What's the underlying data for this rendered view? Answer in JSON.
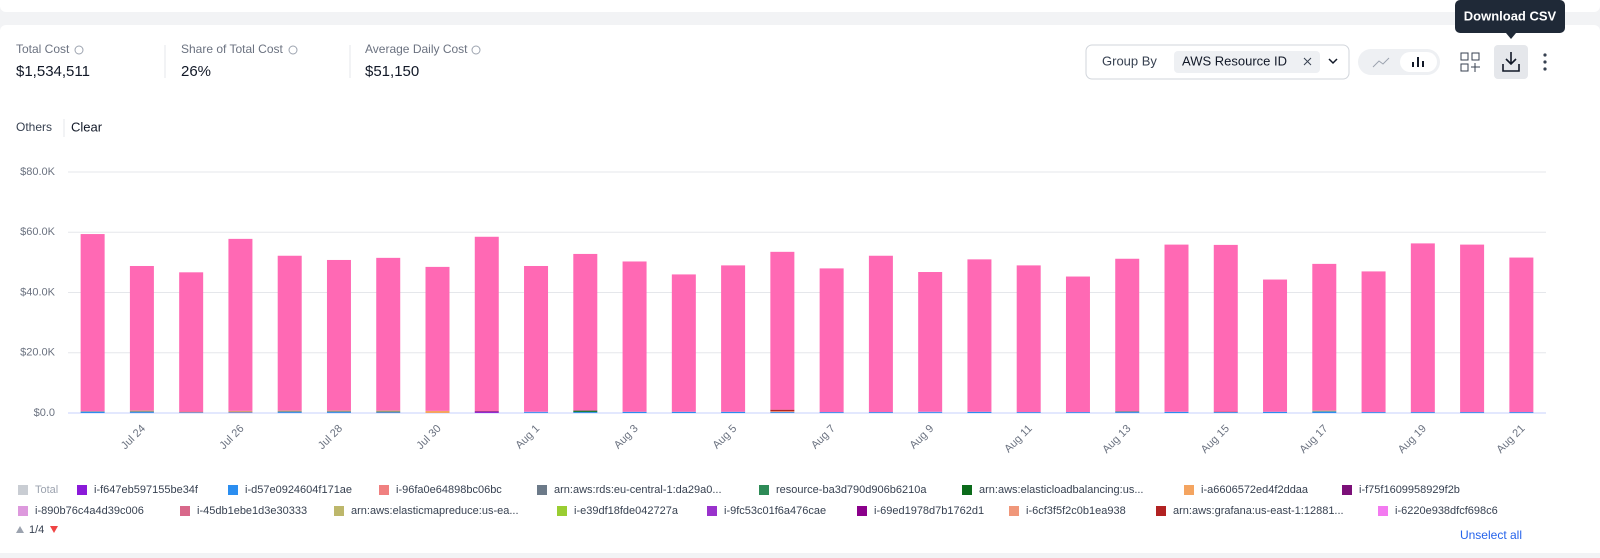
{
  "stats": [
    {
      "label": "Total Cost",
      "value": "$1,534,511"
    },
    {
      "label": "Share of Total Cost",
      "value": "26%"
    },
    {
      "label": "Average Daily Cost",
      "value": "$51,150"
    }
  ],
  "controls": {
    "group_by_label": "Group By",
    "group_by_value": "AWS Resource ID",
    "tooltip": "Download CSV",
    "clear": "Clear"
  },
  "chart_data": {
    "type": "bar",
    "stacked": true,
    "grid": true,
    "categories": [
      null,
      "Jul 24",
      null,
      "Jul 26",
      null,
      "Jul 28",
      null,
      "Jul 30",
      null,
      "Aug 1",
      null,
      "Aug 3",
      null,
      "Aug 5",
      null,
      "Aug 7",
      null,
      "Aug 9",
      null,
      "Aug 11",
      null,
      "Aug 13",
      null,
      "Aug 15",
      null,
      "Aug 17",
      null,
      "Aug 19",
      null,
      "Aug 21"
    ],
    "ylim": [
      0,
      80000
    ],
    "yticks": [
      {
        "value": 0,
        "label": "$0.0"
      },
      {
        "value": 20000,
        "label": "$20.0K"
      },
      {
        "value": 40000,
        "label": "$40.0K"
      },
      {
        "value": 60000,
        "label": "$60.0K"
      },
      {
        "value": 80000,
        "label": "$80.0K"
      }
    ],
    "total_label": "Total",
    "page": "1/4",
    "unselect": "Unselect all",
    "others": {
      "name": "Others",
      "color": "#ff69b4",
      "values": [
        58800,
        48000,
        46200,
        57100,
        51400,
        50000,
        50700,
        47800,
        57900,
        48300,
        52000,
        49900,
        45600,
        48600,
        52400,
        47700,
        51900,
        46300,
        50600,
        48700,
        45000,
        50600,
        55500,
        55300,
        43900,
        48700,
        46700,
        56000,
        55600,
        51300
      ]
    },
    "series": [
      {
        "name": "i-f647eb597155be34f",
        "color": "#8a1ad9",
        "values": [
          0,
          0,
          0,
          0,
          0,
          0,
          0,
          0,
          300,
          0,
          0,
          0,
          0,
          0,
          0,
          0,
          0,
          0,
          0,
          0,
          0,
          0,
          0,
          0,
          0,
          0,
          0,
          0,
          0,
          0
        ]
      },
      {
        "name": "i-d57e0924604f171ae",
        "color": "#2b8ef0",
        "values": [
          400,
          300,
          200,
          200,
          300,
          300,
          200,
          0,
          0,
          300,
          300,
          400,
          400,
          400,
          300,
          300,
          300,
          300,
          400,
          300,
          300,
          300,
          400,
          300,
          400,
          500,
          300,
          300,
          300,
          300
        ]
      },
      {
        "name": "i-96fa0e64898bc06bc",
        "color": "#f08080",
        "values": [
          0,
          0,
          300,
          300,
          0,
          0,
          0,
          0,
          0,
          0,
          0,
          0,
          0,
          0,
          0,
          0,
          0,
          0,
          0,
          0,
          0,
          0,
          0,
          0,
          0,
          0,
          0,
          0,
          0,
          0
        ]
      },
      {
        "name": "arn:aws:rds:eu-central-1:da29a0...",
        "color": "#6c7a89",
        "values": [
          200,
          300,
          0,
          0,
          300,
          300,
          300,
          0,
          0,
          0,
          0,
          0,
          0,
          0,
          0,
          0,
          0,
          0,
          0,
          0,
          0,
          300,
          0,
          0,
          0,
          0,
          0,
          0,
          0,
          0
        ]
      },
      {
        "name": "resource-ba3d790d906b6210a",
        "color": "#2e8b57",
        "values": [
          0,
          0,
          0,
          0,
          0,
          0,
          0,
          0,
          0,
          0,
          200,
          0,
          0,
          0,
          0,
          0,
          0,
          0,
          0,
          0,
          0,
          0,
          0,
          0,
          0,
          0,
          0,
          0,
          0,
          0
        ]
      },
      {
        "name": "arn:aws:elasticloadbalancing:us...",
        "color": "#0b6b1a",
        "values": [
          0,
          0,
          0,
          0,
          0,
          0,
          0,
          0,
          0,
          0,
          300,
          0,
          0,
          0,
          0,
          0,
          0,
          0,
          0,
          0,
          0,
          0,
          0,
          0,
          0,
          0,
          0,
          0,
          0,
          0
        ]
      },
      {
        "name": "i-a6606572ed4f2ddaa",
        "color": "#f4a460",
        "values": [
          0,
          0,
          0,
          0,
          0,
          0,
          0,
          700,
          0,
          0,
          0,
          0,
          0,
          0,
          0,
          0,
          0,
          0,
          0,
          0,
          0,
          0,
          0,
          0,
          0,
          0,
          0,
          0,
          0,
          0
        ]
      },
      {
        "name": "i-f75f1609958929f2b",
        "color": "#7b1078",
        "values": [
          0,
          0,
          0,
          0,
          0,
          0,
          0,
          0,
          300,
          0,
          0,
          0,
          0,
          0,
          0,
          0,
          0,
          0,
          0,
          0,
          0,
          0,
          0,
          0,
          0,
          0,
          0,
          0,
          0,
          0
        ]
      },
      {
        "name": "i-890b76c4a4d39c006",
        "color": "#dd99dd",
        "values": [
          0,
          0,
          0,
          0,
          0,
          0,
          0,
          0,
          0,
          200,
          0,
          0,
          0,
          0,
          0,
          0,
          0,
          200,
          0,
          0,
          0,
          0,
          0,
          0,
          0,
          0,
          0,
          0,
          0,
          0
        ]
      },
      {
        "name": "i-45db1ebe1d3e30333",
        "color": "#d8688a",
        "values": [
          0,
          0,
          0,
          0,
          0,
          0,
          0,
          0,
          0,
          0,
          0,
          0,
          0,
          0,
          0,
          0,
          0,
          0,
          0,
          0,
          0,
          0,
          0,
          200,
          0,
          0,
          0,
          0,
          0,
          0
        ]
      },
      {
        "name": "arn:aws:elasticmapreduce:us-ea...",
        "color": "#bdb76b",
        "values": [
          0,
          200,
          0,
          200,
          200,
          200,
          300,
          0,
          0,
          0,
          0,
          0,
          0,
          0,
          0,
          0,
          0,
          0,
          0,
          0,
          0,
          0,
          0,
          0,
          0,
          300,
          0,
          0,
          0,
          0
        ]
      },
      {
        "name": "i-e39df18fde042727a",
        "color": "#9acd32",
        "values": [
          0,
          0,
          0,
          0,
          0,
          0,
          0,
          0,
          0,
          0,
          0,
          0,
          0,
          0,
          0,
          0,
          0,
          0,
          0,
          0,
          0,
          0,
          0,
          0,
          0,
          0,
          0,
          0,
          0,
          0
        ]
      },
      {
        "name": "i-9fc53c01f6a476cae",
        "color": "#9932cc",
        "values": [
          0,
          0,
          0,
          0,
          0,
          0,
          0,
          0,
          0,
          0,
          0,
          0,
          0,
          0,
          0,
          0,
          0,
          0,
          0,
          0,
          0,
          0,
          0,
          0,
          0,
          0,
          0,
          0,
          0,
          0
        ]
      },
      {
        "name": "i-69ed1978d7b1762d1",
        "color": "#8b008b",
        "values": [
          0,
          0,
          0,
          0,
          0,
          0,
          0,
          0,
          0,
          0,
          0,
          0,
          0,
          0,
          0,
          0,
          0,
          0,
          0,
          0,
          0,
          0,
          0,
          0,
          0,
          0,
          0,
          0,
          0,
          0
        ]
      },
      {
        "name": "i-6cf3f5f2c0b1ea938",
        "color": "#f0977a",
        "values": [
          0,
          0,
          0,
          0,
          0,
          0,
          0,
          0,
          0,
          0,
          0,
          0,
          0,
          0,
          300,
          0,
          0,
          0,
          0,
          0,
          0,
          0,
          0,
          0,
          0,
          0,
          0,
          0,
          0,
          0
        ]
      },
      {
        "name": "arn:aws:grafana:us-east-1:12881...",
        "color": "#b22222",
        "values": [
          0,
          0,
          0,
          0,
          0,
          0,
          0,
          0,
          0,
          0,
          0,
          0,
          0,
          0,
          500,
          0,
          0,
          0,
          0,
          0,
          0,
          0,
          0,
          0,
          0,
          0,
          0,
          0,
          0,
          0
        ]
      },
      {
        "name": "i-6220e938dfcf698c6",
        "color": "#f37af0",
        "values": [
          0,
          0,
          0,
          0,
          0,
          0,
          0,
          0,
          0,
          0,
          0,
          0,
          0,
          0,
          0,
          0,
          0,
          0,
          0,
          0,
          0,
          0,
          0,
          0,
          0,
          0,
          0,
          0,
          0,
          0
        ]
      }
    ]
  }
}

_PROBLEM TO SOLVE:_ In the records above, how many lines contain the word "Total"? Give the number alone.

_SOLUTION TO THIS TASK:_ 3